## TASK PROMPT
Return each line of the listing that contains the string "quickly".

## ROWS
########

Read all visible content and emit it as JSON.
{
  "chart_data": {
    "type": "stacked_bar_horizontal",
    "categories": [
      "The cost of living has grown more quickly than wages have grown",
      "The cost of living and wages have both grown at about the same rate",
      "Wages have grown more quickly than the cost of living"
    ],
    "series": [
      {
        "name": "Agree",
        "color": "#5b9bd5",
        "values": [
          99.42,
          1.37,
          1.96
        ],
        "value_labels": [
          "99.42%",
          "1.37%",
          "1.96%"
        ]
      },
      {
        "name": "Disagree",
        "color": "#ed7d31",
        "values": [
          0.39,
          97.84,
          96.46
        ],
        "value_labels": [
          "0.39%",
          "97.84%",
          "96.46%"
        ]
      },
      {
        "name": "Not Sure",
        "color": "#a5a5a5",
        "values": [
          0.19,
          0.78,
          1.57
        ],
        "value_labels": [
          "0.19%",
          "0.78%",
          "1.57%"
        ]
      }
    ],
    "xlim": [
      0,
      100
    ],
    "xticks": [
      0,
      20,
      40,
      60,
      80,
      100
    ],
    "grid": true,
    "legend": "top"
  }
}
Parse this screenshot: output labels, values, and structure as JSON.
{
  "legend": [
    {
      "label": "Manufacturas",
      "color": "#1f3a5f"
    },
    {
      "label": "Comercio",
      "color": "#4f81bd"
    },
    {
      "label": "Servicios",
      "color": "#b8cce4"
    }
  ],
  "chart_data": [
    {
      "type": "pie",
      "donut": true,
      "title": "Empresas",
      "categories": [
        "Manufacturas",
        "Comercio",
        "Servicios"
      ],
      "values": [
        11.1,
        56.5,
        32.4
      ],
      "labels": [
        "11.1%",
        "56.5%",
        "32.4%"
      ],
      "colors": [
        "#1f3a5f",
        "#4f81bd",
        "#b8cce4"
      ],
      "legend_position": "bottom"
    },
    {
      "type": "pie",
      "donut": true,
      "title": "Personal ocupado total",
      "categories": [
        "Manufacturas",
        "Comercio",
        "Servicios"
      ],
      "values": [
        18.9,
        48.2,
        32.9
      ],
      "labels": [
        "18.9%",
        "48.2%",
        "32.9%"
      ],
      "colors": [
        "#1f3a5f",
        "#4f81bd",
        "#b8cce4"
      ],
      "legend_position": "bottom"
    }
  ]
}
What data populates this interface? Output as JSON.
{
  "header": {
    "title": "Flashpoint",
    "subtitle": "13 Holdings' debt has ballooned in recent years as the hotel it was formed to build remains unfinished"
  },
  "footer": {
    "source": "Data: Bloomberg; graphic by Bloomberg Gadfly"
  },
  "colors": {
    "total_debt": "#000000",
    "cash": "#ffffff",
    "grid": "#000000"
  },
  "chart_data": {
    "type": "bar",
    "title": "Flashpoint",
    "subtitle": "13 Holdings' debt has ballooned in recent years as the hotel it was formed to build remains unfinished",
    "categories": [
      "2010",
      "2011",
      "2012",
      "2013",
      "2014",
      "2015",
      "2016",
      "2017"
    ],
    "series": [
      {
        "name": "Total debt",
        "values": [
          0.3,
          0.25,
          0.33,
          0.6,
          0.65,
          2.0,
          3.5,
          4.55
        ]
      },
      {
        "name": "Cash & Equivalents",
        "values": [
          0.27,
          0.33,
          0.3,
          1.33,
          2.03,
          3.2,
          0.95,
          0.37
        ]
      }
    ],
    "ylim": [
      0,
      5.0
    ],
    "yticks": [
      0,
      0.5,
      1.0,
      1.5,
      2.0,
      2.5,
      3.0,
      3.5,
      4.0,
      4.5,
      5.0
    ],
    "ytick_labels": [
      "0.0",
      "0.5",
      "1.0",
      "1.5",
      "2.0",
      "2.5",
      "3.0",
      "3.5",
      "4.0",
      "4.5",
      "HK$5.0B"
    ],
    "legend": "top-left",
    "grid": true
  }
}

########

## FULL RESPONSE
      "The cost of living has grown more quickly than wages have grown",
      "Wages have grown more quickly than the cost of living"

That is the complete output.